▸ WHAT YOU HAVE TO DO:
Look through the records below, count the lines with the word "green", and reply with only the number.
______
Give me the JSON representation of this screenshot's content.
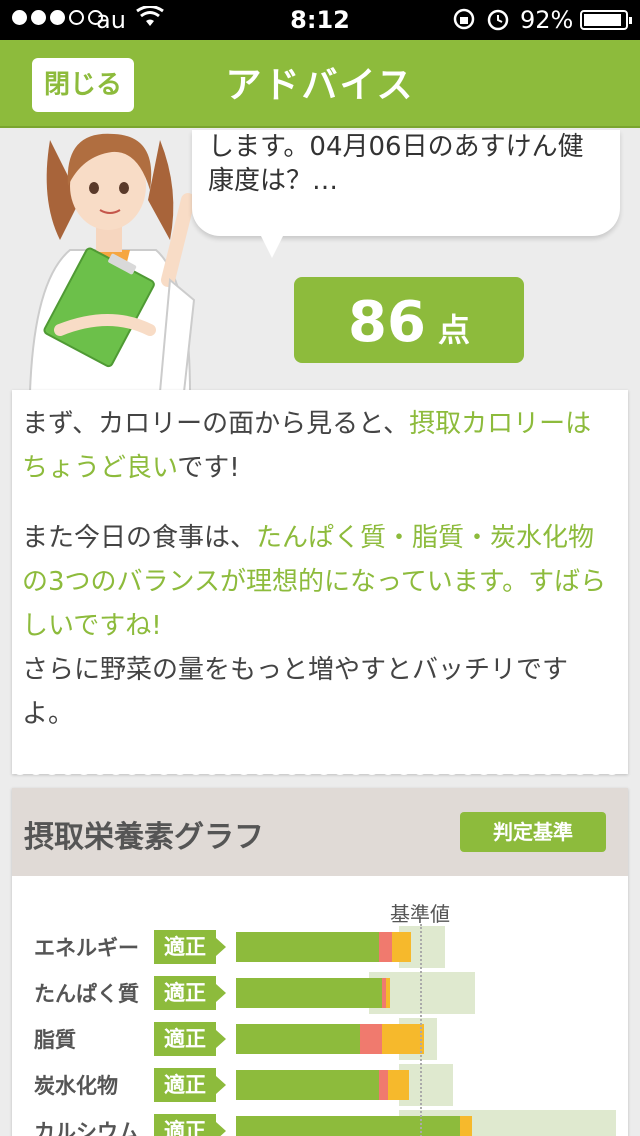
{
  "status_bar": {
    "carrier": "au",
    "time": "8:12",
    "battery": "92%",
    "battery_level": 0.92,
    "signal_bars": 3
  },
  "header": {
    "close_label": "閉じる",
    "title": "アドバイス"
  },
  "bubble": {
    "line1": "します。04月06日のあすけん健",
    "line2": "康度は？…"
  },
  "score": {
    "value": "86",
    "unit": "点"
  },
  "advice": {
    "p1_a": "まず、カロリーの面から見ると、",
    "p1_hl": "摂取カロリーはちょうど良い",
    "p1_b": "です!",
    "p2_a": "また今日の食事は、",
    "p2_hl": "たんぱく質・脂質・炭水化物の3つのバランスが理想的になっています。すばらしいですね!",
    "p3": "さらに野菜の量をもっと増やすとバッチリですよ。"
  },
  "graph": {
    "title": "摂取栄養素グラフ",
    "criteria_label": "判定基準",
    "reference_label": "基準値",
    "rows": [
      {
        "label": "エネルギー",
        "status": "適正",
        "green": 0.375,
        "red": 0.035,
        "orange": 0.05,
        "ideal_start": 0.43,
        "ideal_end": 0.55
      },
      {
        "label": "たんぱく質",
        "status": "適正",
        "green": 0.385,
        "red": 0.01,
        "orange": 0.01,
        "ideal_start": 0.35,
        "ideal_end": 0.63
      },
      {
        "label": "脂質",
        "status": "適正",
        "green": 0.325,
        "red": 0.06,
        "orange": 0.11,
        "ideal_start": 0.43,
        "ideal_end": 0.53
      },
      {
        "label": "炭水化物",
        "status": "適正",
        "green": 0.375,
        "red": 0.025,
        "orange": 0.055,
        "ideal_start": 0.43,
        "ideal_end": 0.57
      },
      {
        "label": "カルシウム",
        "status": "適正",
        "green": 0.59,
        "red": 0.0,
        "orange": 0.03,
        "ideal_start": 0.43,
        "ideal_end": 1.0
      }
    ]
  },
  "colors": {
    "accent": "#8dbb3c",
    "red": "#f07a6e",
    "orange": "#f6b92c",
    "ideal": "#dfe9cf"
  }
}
______
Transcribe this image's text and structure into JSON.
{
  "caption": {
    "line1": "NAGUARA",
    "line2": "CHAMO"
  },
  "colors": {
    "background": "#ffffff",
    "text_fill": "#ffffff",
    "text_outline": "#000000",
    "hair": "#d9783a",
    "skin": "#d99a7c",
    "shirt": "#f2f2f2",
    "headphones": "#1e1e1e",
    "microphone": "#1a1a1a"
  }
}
______
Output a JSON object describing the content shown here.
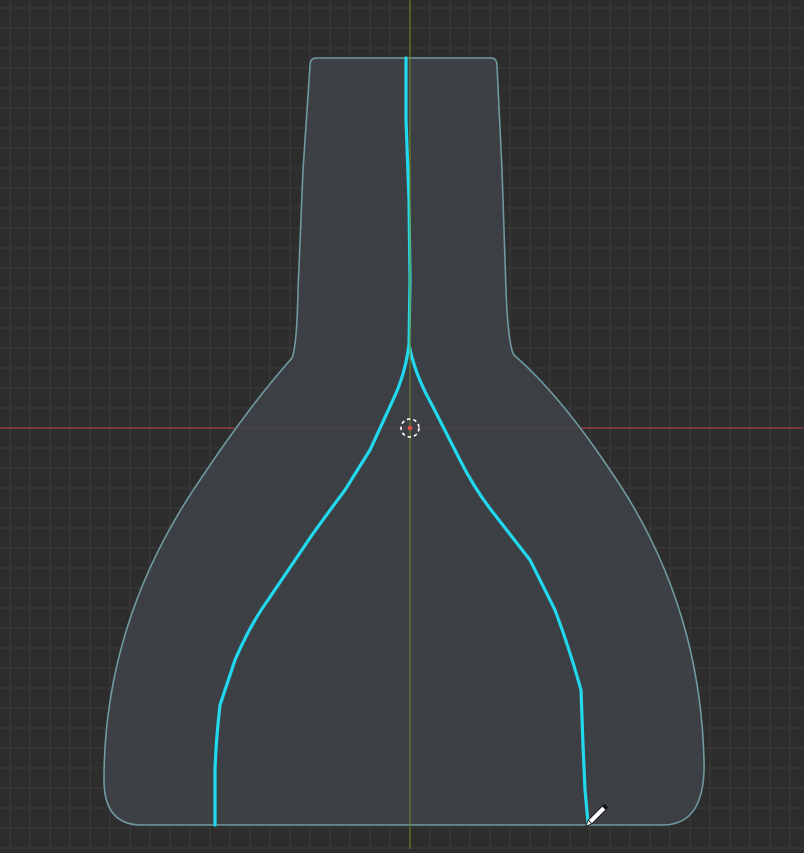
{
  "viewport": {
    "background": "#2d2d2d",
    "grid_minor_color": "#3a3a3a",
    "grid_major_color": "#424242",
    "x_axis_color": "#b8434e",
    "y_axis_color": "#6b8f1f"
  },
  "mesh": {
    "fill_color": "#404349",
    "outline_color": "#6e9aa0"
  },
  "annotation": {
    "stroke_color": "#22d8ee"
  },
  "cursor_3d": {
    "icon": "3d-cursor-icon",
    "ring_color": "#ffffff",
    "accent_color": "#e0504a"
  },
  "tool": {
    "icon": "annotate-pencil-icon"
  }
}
______
▸ SOLUTION FOR THIS TASK:
5